Material to process
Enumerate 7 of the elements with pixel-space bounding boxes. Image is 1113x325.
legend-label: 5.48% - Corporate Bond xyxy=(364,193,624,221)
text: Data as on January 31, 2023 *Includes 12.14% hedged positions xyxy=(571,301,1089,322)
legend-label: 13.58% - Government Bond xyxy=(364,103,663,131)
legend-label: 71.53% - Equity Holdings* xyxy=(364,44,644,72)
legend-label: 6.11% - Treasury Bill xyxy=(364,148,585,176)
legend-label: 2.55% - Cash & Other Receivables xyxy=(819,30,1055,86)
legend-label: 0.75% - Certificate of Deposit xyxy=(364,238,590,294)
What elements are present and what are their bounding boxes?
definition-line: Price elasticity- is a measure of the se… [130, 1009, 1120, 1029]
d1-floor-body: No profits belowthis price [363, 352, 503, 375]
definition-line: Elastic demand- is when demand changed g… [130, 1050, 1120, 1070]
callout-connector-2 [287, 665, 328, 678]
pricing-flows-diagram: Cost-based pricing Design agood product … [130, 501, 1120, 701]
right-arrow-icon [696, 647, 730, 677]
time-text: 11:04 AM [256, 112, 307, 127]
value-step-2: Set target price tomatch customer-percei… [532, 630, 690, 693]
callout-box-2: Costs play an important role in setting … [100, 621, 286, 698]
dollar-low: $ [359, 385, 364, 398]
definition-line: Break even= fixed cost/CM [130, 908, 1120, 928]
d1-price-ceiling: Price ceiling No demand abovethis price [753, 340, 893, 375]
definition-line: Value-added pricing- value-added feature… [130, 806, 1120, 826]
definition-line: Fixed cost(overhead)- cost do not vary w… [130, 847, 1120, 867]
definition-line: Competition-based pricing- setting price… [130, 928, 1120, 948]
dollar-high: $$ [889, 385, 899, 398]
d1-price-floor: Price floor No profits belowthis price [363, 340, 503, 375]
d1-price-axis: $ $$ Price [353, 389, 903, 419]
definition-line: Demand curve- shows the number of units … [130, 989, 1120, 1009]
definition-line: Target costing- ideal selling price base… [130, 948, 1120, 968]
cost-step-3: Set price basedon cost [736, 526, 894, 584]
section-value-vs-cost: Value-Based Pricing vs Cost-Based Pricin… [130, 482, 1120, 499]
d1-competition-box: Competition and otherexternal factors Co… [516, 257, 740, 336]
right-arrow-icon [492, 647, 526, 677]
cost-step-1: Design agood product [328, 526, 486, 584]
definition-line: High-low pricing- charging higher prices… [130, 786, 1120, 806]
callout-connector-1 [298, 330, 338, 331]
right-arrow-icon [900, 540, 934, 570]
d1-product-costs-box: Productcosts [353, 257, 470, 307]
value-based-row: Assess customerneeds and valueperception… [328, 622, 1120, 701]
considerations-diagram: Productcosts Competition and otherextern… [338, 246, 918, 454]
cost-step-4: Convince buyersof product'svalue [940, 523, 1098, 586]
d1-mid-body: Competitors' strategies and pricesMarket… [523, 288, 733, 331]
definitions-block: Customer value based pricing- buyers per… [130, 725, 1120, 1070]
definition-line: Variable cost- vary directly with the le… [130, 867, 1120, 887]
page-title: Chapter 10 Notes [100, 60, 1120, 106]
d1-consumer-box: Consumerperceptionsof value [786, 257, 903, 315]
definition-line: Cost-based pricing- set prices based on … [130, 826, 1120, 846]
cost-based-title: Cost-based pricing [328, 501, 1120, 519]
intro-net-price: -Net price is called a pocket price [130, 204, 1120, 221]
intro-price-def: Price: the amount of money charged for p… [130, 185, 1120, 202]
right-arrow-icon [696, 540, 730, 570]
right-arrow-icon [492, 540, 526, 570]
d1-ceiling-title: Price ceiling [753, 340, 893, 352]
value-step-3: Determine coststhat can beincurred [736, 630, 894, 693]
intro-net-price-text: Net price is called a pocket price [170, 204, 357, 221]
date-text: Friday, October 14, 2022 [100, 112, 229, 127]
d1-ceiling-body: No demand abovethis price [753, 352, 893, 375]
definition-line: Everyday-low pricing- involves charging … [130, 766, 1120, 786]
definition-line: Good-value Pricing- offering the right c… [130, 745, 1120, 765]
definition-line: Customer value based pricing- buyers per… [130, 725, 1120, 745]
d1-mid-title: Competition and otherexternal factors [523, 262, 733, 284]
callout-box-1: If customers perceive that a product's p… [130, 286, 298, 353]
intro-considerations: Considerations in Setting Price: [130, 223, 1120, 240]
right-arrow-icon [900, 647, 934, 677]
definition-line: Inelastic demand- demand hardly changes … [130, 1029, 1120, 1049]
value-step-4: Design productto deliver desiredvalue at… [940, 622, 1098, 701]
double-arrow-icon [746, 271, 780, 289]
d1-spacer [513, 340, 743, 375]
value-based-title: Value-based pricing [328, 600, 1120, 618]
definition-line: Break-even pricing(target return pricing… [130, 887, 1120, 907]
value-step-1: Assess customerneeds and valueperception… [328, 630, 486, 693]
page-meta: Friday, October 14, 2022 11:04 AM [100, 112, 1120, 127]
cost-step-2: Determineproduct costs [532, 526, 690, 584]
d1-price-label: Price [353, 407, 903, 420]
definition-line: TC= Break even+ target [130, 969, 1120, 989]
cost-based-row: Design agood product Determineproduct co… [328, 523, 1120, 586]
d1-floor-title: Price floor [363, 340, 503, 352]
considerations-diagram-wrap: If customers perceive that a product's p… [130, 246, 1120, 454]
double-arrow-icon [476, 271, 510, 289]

Task details
Starting at the top of the records and going through the line that contains "definition-line: Value-added pricing- value-added", write those lines out again with "Treasury Bill" changed to "T-Bill" and nothing else altered.

Result for this task
Enumerate 7 of the elements with pixel-space bounding boxes. Image is 1113x325.
legend-label: 5.48% - Corporate Bond xyxy=(364,193,624,221)
text: Data as on January 31, 2023 *Includes 12.14% hedged positions xyxy=(571,301,1089,322)
legend-label: 13.58% - Government Bond xyxy=(364,103,663,131)
legend-label: 71.53% - Equity Holdings* xyxy=(364,44,644,72)
legend-label: 6.11% - T-Bill xyxy=(364,148,585,176)
legend-label: 2.55% - Cash & Other Receivables xyxy=(819,30,1055,86)
legend-label: 0.75% - Certificate of Deposit xyxy=(364,238,590,294)
What elements are present and what are their bounding boxes?
definition-line: Price elasticity- is a measure of the se… [130, 1009, 1120, 1029]
d1-floor-body: No profits belowthis price [363, 352, 503, 375]
definition-line: Elastic demand- is when demand changed g… [130, 1050, 1120, 1070]
callout-connector-2 [287, 665, 328, 678]
pricing-flows-diagram: Cost-based pricing Design agood product … [130, 501, 1120, 701]
right-arrow-icon [696, 647, 730, 677]
time-text: 11:04 AM [256, 112, 307, 127]
value-step-2: Set target price tomatch customer-percei… [532, 630, 690, 693]
callout-box-2: Costs play an important role in setting … [100, 621, 286, 698]
dollar-low: $ [359, 385, 364, 398]
definition-line: Break even= fixed cost/CM [130, 908, 1120, 928]
d1-price-ceiling: Price ceiling No demand abovethis price [753, 340, 893, 375]
definition-line: Value-added pricing- value-added feature… [130, 806, 1120, 826]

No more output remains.